#### [YOUR GOAL]
Give every line of the material again, exactly as written.

(Records that describe figures)
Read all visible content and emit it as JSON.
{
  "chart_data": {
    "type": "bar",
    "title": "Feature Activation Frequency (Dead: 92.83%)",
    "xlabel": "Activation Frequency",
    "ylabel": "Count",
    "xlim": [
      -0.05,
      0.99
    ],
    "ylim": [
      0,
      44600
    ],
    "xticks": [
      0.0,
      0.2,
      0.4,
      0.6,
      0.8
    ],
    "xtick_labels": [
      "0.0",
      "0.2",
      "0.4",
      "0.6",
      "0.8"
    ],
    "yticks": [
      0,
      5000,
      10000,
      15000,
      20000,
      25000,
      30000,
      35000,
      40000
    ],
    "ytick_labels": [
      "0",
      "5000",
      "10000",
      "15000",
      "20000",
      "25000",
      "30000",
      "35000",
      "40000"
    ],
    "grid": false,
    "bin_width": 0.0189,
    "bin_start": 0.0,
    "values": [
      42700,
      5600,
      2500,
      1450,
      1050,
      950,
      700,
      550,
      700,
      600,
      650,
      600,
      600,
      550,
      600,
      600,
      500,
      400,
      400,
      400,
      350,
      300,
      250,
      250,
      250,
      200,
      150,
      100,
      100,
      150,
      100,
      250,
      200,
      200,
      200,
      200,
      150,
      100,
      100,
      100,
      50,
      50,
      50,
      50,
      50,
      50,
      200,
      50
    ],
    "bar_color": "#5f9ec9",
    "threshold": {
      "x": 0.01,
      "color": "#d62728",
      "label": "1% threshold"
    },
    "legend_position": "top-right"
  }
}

#### [ANSWER]
Read all visible content and emit it as JSON.
{
  "chart_data": {
    "type": "bar",
    "title": "Feature Activation Frequency (Dead: 92.83%)",
    "xlabel": "Activation Frequency",
    "ylabel": "Count",
    "xlim": [
      -0.05,
      0.99
    ],
    "ylim": [
      0,
      44600
    ],
    "xticks": [
      0.0,
      0.2,
      0.4,
      0.6,
      0.8
    ],
    "xtick_labels": [
      "0.0",
      "0.2",
      "0.4",
      "0.6",
      "0.8"
    ],
    "yticks": [
      0,
      5000,
      10000,
      15000,
      20000,
      25000,
      30000,
      35000,
      40000
    ],
    "ytick_labels": [
      "0",
      "5000",
      "10000",
      "15000",
      "20000",
      "25000",
      "30000",
      "35000",
      "40000"
    ],
    "grid": false,
    "bin_width": 0.0189,
    "bin_start": 0.0,
    "values": [
      42700,
      5600,
      2500,
      1450,
      1050,
      950,
      700,
      550,
      700,
      600,
      650,
      600,
      600,
      550,
      600,
      600,
      500,
      400,
      400,
      400,
      350,
      300,
      250,
      250,
      250,
      200,
      150,
      100,
      100,
      150,
      100,
      250,
      200,
      200,
      200,
      200,
      150,
      100,
      100,
      100,
      50,
      50,
      50,
      50,
      50,
      50,
      200,
      50
    ],
    "bar_color": "#5f9ec9",
    "threshold": {
      "x": 0.01,
      "color": "#d62728",
      "label": "1% threshold"
    },
    "legend_position": "top-right"
  }
}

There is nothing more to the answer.